In addition, consistent with Section 165(b)(1)(A)(iii) of the Dodd-Frank Act, §252.126(d) of the Proposed Rule requires covered companies to appoint a Chief Risk Officer and describe the role and responsibilities, expertise, and reporting lines of such Chief Risk Officer.
The specific requirements regarding Risk Committees and Chief Risk Officers are discussed in detail below.
The Proposed Rules requires Covered Institutions to establish an enterprise-wide Risk Committee of the Board of Directors. When reviewing the Risk Committee requirements, it becomes clear that the Federal Reserve borrowed heavily from Securities and Exchange Commission ("SEC") and national securities exchange requirements applicable to Audit Committees..

## MATERIAL
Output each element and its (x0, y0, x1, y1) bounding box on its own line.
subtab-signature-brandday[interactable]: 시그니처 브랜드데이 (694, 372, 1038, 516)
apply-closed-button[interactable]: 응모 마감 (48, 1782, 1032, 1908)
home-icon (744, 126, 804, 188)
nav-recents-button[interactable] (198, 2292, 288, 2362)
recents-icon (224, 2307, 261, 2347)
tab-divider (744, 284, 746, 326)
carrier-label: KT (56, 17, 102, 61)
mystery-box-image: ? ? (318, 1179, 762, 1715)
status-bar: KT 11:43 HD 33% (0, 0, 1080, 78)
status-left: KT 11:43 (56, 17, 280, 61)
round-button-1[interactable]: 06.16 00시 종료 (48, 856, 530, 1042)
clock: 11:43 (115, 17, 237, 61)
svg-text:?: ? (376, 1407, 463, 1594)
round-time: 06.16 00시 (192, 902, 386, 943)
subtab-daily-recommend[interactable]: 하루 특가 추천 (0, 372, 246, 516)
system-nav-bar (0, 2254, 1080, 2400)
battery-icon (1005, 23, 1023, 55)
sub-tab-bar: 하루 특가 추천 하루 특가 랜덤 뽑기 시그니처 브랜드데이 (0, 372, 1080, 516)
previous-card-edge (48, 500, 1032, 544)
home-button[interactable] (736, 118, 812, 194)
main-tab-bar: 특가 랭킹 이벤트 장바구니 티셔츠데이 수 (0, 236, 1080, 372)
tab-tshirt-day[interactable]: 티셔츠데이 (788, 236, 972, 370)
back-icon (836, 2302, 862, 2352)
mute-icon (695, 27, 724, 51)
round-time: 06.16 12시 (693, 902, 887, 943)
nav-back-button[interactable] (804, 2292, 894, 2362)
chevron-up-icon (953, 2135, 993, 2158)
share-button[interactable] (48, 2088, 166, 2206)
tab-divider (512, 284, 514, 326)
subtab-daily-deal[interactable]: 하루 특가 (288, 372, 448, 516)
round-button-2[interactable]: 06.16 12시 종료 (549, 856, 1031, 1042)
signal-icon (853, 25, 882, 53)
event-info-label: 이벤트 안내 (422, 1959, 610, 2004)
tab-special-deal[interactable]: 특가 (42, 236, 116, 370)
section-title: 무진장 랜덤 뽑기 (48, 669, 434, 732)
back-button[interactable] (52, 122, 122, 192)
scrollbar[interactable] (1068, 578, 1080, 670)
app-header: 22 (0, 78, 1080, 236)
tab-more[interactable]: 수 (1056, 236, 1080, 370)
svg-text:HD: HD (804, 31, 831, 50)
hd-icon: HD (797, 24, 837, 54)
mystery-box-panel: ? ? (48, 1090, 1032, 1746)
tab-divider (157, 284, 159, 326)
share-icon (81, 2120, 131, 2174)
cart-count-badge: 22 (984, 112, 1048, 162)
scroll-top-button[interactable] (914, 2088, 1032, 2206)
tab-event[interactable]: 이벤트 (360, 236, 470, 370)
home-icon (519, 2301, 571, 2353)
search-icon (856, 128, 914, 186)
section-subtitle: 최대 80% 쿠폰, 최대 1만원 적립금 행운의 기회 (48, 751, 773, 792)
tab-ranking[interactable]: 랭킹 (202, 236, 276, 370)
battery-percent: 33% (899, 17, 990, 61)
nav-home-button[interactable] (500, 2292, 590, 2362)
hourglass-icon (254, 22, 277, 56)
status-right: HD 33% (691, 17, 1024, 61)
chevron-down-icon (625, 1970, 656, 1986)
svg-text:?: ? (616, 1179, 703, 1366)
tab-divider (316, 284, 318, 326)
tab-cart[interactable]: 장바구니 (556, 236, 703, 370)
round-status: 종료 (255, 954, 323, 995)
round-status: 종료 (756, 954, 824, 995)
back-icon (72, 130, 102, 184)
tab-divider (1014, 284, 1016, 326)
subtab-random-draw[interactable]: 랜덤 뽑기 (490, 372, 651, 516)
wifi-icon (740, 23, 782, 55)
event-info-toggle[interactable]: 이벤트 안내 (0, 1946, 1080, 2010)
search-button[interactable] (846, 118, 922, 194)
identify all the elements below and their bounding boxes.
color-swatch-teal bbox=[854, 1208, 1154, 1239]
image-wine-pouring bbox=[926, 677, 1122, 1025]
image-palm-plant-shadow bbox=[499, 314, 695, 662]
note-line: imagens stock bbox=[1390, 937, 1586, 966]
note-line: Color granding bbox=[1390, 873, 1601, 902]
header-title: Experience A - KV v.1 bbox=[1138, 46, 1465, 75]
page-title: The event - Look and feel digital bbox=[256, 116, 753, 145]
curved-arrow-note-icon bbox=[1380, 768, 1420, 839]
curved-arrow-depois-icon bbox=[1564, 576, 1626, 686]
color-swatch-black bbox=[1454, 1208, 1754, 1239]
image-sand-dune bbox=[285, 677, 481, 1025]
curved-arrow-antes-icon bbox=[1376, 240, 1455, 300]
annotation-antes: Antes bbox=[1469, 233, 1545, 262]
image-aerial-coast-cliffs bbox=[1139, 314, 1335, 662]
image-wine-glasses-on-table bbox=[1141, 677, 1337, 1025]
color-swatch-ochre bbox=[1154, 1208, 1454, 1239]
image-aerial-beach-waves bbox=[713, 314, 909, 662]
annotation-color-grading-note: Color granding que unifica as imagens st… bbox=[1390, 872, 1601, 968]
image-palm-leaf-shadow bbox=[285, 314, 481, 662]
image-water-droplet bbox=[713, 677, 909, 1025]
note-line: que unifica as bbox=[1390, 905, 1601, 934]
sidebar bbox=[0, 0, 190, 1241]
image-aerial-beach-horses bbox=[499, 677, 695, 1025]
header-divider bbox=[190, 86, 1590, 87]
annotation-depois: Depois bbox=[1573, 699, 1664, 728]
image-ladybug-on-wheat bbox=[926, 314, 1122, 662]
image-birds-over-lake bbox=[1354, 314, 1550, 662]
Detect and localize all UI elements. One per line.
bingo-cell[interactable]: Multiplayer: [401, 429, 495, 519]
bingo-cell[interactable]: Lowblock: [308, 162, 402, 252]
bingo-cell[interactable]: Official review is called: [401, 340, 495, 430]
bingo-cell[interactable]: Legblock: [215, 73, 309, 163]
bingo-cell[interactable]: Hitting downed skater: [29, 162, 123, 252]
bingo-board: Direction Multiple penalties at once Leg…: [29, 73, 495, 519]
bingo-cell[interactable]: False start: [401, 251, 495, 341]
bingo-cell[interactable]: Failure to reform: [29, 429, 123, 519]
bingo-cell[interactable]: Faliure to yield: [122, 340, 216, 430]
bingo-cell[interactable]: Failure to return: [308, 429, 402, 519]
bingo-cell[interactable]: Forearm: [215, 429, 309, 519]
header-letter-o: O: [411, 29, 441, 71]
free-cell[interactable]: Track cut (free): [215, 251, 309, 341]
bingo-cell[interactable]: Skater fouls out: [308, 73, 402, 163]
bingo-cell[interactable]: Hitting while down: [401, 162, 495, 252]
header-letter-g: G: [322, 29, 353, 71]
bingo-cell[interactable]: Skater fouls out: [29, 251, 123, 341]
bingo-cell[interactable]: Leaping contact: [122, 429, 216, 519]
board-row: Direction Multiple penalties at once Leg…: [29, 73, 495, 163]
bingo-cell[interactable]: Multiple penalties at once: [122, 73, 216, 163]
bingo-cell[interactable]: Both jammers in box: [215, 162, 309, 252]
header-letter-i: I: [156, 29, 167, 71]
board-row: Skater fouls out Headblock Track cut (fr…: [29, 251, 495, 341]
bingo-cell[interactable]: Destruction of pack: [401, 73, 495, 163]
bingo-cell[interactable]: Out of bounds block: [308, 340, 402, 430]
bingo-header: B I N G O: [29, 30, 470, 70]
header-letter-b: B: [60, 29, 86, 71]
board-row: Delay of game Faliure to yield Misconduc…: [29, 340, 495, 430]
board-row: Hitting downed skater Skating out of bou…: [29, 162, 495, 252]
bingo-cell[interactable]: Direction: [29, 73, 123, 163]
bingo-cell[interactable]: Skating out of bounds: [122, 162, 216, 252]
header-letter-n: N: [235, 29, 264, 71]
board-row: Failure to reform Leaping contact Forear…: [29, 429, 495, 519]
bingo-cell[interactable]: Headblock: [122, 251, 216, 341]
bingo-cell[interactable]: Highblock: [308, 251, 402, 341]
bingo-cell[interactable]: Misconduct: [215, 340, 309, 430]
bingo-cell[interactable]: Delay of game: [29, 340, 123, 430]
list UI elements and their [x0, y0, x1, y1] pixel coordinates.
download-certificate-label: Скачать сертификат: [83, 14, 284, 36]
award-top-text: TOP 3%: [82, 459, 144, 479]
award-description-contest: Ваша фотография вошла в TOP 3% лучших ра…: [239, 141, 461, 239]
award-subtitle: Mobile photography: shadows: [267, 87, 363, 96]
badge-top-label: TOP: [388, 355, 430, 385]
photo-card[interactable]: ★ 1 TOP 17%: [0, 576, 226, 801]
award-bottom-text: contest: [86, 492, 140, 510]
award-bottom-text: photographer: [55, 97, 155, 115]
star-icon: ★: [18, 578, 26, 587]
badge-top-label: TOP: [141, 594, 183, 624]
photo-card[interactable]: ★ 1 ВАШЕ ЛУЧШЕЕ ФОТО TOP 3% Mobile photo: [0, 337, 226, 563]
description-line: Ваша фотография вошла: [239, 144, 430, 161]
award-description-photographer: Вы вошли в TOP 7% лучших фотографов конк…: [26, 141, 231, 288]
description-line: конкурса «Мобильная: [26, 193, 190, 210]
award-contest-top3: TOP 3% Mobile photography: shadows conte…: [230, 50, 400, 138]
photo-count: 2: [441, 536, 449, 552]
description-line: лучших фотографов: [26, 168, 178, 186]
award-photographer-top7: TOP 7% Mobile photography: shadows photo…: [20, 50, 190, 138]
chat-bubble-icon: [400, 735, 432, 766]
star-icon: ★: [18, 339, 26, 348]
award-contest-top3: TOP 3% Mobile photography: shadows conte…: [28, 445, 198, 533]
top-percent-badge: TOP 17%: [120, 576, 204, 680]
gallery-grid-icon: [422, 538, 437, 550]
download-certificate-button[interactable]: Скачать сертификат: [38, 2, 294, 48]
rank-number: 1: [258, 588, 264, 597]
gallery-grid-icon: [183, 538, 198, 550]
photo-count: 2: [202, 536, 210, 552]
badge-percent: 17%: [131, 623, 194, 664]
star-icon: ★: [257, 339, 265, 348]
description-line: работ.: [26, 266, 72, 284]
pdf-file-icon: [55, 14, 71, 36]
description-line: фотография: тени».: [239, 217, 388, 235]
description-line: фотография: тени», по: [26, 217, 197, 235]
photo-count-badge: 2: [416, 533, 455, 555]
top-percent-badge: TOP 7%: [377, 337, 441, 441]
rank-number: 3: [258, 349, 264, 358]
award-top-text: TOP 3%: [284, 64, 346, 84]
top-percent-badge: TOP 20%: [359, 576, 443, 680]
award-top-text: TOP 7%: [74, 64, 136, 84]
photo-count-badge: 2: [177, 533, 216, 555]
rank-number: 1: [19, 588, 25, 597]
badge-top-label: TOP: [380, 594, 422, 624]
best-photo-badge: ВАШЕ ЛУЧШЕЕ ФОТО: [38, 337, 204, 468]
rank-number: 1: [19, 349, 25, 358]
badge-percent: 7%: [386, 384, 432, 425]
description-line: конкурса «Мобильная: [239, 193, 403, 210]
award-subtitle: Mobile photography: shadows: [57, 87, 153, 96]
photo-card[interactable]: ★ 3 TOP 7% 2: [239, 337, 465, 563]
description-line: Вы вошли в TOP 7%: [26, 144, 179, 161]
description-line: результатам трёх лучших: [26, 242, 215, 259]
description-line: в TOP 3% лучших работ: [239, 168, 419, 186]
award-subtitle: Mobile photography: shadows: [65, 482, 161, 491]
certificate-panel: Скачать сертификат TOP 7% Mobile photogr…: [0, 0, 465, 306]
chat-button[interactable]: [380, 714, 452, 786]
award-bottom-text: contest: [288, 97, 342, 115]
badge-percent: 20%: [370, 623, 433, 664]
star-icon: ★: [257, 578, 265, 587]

## EXERCISE REQUIREMENTS
1. Summarize the Dodd-Frank excerpt in two sentences.
2. According to the Dodd-Frank excerpt, the Federal Reserve borrowed heavily from whose requirements applicable to Audit Committees?
3. Write out the stretch of the Dodd-Frank excerpt from "In addition, consistent" through "to Audit Committees..", word for word.

## THE RESULTS
1. Consistent with Section 165(b)(1)(A)(iii) of the Dodd-Frank Act, §252.126(d) of the Proposed Rule requires covered companies to appoint a Chief Risk Officer and describe that officer's role and responsibilities, expertise, and reporting lines. The Proposed Rule also requires Covered Institutions to establish an enterprise-wide Risk Committee of the Board of Directors, and its requirements borrow heavily from SEC and national securities exchange requirements for Audit Committees.

2. Securities and Exchange Commission (SEC) and national securities exchange requirements.

3.
In addition, consistent with Section 165(b)(1)(A)(iii) of the Dodd-Frank Act, §252.126(d) of the Proposed Rule requires covered companies to appoint a Chief Risk Officer and describe the role and responsibilities, expertise, and reporting lines of such Chief Risk Officer.
The specific requirements regarding Risk Committees and Chief Risk Officers are discussed in detail below.
The Proposed Rules requires Covered Institutions to establish an enterprise-wide Risk Committee of the Board of Directors. When reviewing the Risk Committee requirements, it becomes clear that the Federal Reserve borrowed heavily from Securities and Exchange Commission ("SEC") and national securities exchange requirements applicable to Audit Committees..